-- PROVIDED TEXT follows --

Solicitor General John Sauer and several Supreme Court Justices on Wednesday sought to muddy the waters around whether President Trump’s comments that Haiti and other majority-black nations are “shithole countries” were racist.
It came in oral arguments in two consolidated cases, Mullin v. Doe and Trump v. Miot, in which the fate of hundreds of thousands of Haitian and Syrian migrants in the United States on Temporary Protected Status hangs in the balance. Trump has tried to end their status, paving the way for their deportation; the TPS holders argue that Trump officials made a series of procedural errors — wrapped up in racial animus — in ending their status, rendering the move invalid. Even a victory on the procedural issues in this case would likely force the administration to merely restart the process of ending their status.
The core legal issue here is how far judges can go towards deciding whether the process leading to a TPS revocation was adequate, or if they can only consider the final decision. A lower court found that former DHS Secretary Kristi Noem failed to meet certain statutory requirements — including consulting with other agencies and analyzing the economic impact — before moving to end their TPS status.
Instead, attorneys for the TPS holders said, Noem immediately attributed her decision to Trump.
“We are getting direction” from Trump, she said after revoking Syrians’ TPS, he is “pausing this program.”
Ahilan Arulanantham, an attorney for Syrian TPS holders, described that statement in oral arguments as “a very rare outlier case where the secretary actually said on national television the day after the decision that she was motivated by an impermissible factor.”

-- PROVIDED TEXT concluded --
-- EXTRACTED MATERIAL follows --

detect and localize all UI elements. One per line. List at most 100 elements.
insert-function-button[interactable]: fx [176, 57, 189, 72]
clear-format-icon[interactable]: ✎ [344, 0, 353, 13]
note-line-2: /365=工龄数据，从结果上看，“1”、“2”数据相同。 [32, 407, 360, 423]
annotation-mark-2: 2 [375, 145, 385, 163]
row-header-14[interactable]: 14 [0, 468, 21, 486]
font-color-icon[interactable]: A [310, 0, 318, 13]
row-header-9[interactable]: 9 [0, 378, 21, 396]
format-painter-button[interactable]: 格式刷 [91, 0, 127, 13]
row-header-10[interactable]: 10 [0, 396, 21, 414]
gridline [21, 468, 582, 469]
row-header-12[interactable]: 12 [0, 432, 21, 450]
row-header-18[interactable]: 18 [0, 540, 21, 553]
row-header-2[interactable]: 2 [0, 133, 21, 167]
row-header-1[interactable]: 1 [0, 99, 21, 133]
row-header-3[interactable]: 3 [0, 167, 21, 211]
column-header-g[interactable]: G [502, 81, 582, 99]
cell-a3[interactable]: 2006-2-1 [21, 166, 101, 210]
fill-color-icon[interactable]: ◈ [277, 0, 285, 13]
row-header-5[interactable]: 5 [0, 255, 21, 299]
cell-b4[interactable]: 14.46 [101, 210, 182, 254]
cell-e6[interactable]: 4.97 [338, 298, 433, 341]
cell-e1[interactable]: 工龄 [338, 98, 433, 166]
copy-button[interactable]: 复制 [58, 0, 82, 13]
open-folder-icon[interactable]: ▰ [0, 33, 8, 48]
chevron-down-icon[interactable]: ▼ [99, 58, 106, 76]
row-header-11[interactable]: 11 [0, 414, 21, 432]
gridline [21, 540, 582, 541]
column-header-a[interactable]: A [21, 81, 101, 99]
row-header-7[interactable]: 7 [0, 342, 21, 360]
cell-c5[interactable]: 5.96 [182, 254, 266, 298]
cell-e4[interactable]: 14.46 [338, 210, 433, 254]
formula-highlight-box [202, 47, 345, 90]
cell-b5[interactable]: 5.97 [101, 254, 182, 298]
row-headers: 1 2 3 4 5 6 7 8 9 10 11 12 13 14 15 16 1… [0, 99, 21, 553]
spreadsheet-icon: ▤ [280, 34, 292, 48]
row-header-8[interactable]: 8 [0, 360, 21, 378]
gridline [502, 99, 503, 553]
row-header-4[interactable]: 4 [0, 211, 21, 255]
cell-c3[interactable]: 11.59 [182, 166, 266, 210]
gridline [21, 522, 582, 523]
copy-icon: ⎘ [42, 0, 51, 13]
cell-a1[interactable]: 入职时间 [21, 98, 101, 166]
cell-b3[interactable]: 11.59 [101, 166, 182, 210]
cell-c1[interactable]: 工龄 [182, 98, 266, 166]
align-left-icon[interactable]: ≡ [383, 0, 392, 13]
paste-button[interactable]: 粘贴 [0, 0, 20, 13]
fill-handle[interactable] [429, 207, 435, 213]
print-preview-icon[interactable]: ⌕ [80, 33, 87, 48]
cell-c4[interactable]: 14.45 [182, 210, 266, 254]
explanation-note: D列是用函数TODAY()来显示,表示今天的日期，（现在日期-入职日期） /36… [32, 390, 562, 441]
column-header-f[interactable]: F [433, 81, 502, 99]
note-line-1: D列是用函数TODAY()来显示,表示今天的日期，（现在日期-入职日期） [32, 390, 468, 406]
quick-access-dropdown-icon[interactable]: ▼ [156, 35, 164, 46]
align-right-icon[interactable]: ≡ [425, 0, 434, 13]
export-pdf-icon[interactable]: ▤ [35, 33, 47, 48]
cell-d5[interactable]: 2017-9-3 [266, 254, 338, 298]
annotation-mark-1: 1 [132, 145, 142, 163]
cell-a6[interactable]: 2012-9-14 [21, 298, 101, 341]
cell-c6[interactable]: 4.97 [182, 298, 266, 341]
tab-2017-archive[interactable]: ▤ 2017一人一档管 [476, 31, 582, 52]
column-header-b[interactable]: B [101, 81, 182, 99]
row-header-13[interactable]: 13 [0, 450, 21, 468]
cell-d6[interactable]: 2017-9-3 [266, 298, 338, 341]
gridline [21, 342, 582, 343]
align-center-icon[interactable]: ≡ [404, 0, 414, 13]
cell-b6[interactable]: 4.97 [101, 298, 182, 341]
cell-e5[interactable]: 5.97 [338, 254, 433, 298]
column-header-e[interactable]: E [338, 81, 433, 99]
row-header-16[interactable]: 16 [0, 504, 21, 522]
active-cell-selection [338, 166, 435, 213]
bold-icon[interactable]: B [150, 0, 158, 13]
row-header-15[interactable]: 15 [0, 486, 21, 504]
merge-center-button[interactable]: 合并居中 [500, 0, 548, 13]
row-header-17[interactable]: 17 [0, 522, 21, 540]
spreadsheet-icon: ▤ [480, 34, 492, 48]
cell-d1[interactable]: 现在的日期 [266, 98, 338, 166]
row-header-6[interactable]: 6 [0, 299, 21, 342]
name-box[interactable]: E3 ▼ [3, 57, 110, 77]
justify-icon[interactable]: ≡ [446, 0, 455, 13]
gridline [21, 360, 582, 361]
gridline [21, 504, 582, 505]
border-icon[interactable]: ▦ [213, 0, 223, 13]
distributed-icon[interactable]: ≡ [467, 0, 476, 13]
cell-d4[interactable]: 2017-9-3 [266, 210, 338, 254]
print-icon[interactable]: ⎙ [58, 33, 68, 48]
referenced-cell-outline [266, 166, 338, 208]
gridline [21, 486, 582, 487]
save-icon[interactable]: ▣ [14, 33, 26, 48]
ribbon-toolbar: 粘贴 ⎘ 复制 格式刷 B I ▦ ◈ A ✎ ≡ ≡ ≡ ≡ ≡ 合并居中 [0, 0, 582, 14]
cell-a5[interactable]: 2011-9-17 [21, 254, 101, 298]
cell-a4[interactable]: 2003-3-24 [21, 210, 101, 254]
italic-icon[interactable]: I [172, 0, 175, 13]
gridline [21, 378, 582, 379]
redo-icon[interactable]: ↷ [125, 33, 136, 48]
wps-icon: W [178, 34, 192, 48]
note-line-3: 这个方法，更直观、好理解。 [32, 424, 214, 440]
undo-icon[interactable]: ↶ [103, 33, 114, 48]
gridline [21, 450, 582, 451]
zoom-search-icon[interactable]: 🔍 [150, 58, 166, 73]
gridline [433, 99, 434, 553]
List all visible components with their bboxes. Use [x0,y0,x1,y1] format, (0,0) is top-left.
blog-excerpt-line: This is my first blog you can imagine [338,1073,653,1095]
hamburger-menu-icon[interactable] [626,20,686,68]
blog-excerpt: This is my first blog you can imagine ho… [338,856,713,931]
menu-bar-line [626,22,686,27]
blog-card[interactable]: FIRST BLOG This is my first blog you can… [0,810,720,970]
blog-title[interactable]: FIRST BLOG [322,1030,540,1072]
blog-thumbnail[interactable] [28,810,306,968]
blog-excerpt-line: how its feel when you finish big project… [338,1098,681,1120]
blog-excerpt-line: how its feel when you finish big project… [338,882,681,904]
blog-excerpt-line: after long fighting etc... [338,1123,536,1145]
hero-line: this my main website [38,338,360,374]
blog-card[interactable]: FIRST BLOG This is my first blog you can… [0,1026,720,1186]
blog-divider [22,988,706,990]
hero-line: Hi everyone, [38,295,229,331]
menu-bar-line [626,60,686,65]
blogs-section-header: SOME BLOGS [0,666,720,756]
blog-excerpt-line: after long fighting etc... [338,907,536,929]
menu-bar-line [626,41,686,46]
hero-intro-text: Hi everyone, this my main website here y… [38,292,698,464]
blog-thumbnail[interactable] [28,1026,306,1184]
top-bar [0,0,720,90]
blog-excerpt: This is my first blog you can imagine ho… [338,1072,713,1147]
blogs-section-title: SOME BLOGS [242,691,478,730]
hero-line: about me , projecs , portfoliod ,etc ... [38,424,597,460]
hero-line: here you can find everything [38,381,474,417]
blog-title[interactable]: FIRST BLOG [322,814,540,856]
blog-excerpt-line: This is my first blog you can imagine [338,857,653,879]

-- EXTRACTED MATERIAL concluded --

WORK INSTRUCTION A:
Answer these questions using the article on the TPS cases:
(i) What are the names of the two consolidated cases argued?
(ii) Which former DHS Secretary did a lower court find failed to meet certain statutory requirements?
(iii) Whom does Ahilan Arulanantham represent?
WORK INSTRUCTION B: Set down the passage of the article on the TPS cases starting at "It came in oral" and ending at "ending their status.".
The items were taken from a separate source.

EXERCISE RESPONSE A:
(i) Mullin v. Doe and Trump v. Miot
(ii) Kristi Noem
(iii) Syrian TPS holders

EXERCISE RESPONSE B:
It came in oral arguments in two consolidated cases, Mullin v. Doe and Trump v. Miot, in which the fate of hundreds of thousands of Haitian and Syrian migrants in the United States on Temporary Protected Status hangs in the balance. Trump has tried to end their status, paving the way for their deportation; the TPS holders argue that Trump officials made a series of procedural errors — wrapped up in racial animus — in ending their status, rendering the move invalid. Even a victory on the procedural issues in this case would likely force the administration to merely restart the process of ending their status.